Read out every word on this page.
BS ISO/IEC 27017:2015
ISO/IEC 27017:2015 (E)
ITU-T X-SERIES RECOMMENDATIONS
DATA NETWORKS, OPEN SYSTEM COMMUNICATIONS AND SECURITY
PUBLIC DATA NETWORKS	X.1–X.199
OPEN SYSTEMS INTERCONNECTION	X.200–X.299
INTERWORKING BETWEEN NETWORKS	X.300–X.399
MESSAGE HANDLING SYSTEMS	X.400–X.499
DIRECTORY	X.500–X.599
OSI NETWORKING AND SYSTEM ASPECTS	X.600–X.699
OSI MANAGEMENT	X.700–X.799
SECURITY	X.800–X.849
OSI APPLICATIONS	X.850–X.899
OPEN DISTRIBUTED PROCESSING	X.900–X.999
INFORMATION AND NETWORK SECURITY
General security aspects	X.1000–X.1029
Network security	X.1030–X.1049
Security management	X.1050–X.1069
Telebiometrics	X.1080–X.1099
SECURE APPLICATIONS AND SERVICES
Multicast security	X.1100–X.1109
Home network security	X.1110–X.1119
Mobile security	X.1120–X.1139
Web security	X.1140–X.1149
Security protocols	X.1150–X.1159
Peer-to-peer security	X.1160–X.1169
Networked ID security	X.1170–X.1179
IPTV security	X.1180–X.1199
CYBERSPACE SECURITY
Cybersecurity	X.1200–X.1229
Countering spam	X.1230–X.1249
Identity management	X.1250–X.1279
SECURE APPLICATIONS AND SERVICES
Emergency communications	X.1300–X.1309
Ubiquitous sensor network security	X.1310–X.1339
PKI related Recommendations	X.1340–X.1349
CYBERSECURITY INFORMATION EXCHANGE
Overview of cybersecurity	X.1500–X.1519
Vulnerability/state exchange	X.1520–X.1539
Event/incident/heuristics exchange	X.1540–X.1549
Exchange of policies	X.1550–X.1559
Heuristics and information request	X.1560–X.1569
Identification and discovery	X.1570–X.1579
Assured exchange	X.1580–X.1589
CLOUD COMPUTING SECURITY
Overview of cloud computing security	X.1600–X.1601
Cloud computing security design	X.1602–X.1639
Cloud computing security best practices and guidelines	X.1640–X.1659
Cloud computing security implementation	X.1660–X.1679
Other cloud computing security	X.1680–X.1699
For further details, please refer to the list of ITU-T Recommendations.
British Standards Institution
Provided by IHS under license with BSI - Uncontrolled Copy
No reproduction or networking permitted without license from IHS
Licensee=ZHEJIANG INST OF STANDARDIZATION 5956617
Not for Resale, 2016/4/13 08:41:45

...

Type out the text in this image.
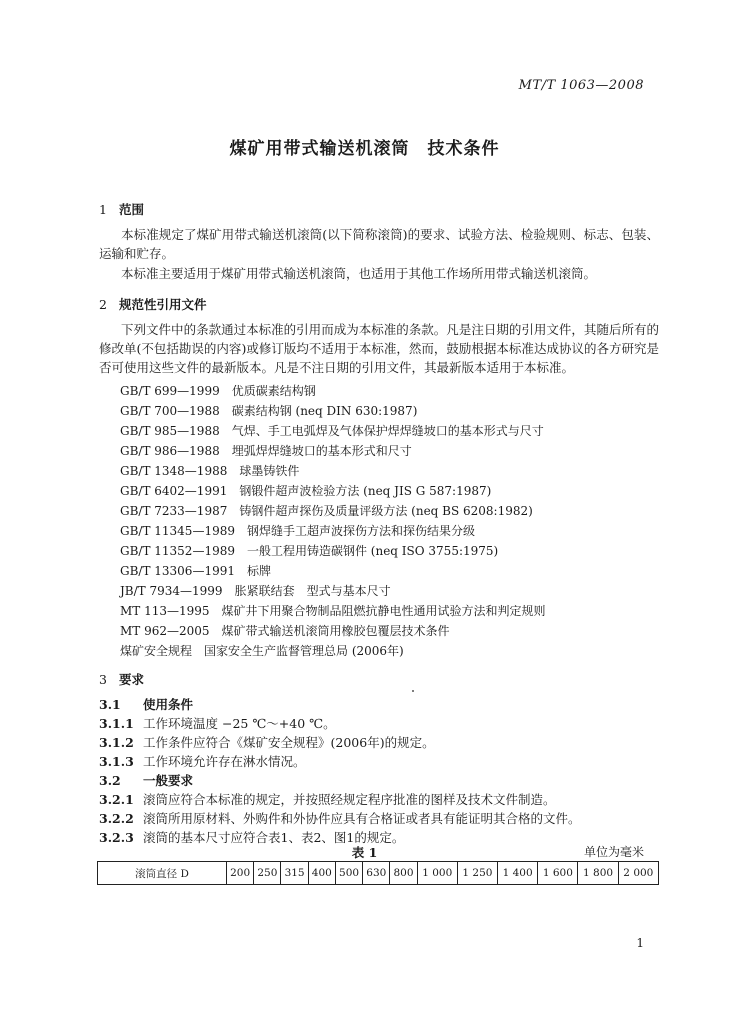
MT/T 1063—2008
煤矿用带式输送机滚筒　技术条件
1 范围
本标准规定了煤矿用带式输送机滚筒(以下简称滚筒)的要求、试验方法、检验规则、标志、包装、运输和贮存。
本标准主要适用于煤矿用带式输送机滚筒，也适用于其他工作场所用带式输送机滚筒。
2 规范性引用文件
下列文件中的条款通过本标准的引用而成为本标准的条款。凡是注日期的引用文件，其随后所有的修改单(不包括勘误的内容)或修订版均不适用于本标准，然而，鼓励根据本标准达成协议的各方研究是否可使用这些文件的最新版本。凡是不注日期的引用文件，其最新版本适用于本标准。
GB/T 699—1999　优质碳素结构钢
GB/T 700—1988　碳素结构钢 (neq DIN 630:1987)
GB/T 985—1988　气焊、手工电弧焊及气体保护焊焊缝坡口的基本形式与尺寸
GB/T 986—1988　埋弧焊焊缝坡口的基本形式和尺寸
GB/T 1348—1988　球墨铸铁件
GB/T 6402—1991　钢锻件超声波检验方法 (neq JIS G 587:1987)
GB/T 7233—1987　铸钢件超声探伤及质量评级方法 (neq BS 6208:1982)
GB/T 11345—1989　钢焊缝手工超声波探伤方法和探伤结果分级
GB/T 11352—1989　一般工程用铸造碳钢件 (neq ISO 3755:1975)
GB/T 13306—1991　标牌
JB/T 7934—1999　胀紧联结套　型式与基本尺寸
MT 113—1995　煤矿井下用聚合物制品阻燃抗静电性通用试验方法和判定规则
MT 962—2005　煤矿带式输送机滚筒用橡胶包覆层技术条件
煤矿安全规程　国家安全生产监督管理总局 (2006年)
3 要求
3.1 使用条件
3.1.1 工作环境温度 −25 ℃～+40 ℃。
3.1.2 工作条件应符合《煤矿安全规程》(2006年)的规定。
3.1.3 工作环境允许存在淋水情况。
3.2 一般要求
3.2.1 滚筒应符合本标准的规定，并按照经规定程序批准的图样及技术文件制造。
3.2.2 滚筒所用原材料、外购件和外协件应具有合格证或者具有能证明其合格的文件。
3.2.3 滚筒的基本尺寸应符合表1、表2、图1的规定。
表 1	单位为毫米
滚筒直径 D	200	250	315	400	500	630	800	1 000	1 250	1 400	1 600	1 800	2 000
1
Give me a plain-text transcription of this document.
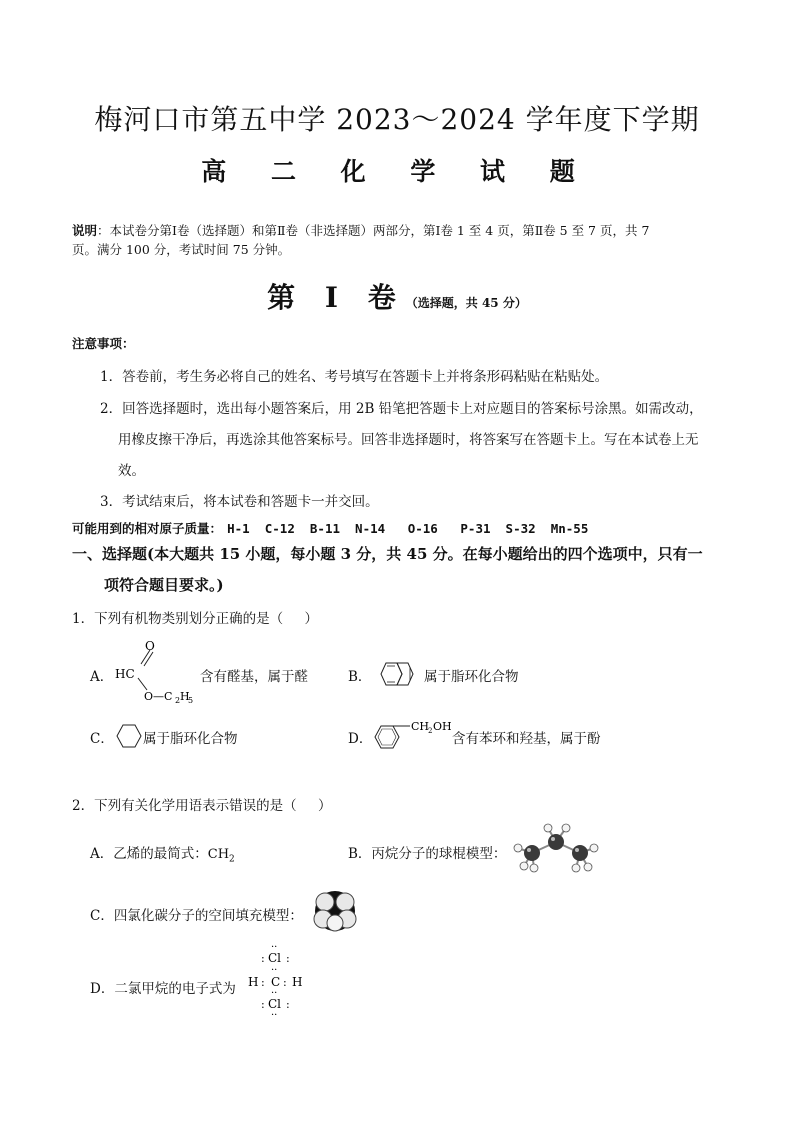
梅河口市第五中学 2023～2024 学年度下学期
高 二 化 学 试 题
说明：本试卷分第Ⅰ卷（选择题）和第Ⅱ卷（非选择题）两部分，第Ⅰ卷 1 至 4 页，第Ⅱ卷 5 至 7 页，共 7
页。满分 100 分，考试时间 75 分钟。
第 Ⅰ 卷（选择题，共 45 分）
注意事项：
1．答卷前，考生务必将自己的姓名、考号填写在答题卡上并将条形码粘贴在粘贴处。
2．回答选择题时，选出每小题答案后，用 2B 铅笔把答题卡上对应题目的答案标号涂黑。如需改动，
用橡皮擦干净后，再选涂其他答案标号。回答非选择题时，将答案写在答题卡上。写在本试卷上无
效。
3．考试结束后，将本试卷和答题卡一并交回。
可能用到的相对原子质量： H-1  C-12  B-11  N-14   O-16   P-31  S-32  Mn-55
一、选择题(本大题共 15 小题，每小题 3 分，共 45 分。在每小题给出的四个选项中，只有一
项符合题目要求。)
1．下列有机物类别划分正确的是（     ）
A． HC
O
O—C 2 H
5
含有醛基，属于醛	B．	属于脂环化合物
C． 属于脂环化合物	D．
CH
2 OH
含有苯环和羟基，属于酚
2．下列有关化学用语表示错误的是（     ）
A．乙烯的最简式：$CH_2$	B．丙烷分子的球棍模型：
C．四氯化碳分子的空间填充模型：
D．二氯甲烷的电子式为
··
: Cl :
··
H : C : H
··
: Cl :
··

--

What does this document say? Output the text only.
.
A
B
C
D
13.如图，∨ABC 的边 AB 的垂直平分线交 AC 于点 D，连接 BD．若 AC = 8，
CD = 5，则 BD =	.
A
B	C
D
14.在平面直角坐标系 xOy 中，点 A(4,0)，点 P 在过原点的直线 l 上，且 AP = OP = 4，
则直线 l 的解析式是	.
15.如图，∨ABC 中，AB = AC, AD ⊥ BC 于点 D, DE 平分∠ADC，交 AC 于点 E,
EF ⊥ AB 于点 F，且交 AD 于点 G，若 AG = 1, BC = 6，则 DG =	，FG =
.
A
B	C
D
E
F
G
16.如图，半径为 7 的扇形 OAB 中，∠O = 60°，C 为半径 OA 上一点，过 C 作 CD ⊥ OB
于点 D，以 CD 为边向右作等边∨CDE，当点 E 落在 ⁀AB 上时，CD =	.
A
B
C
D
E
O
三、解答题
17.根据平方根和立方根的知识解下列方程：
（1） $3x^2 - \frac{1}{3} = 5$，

Problem details: Find every line in the entries that includes the word "SYSTEMS", then state how many there are and nothing else.

Solution to this task: 2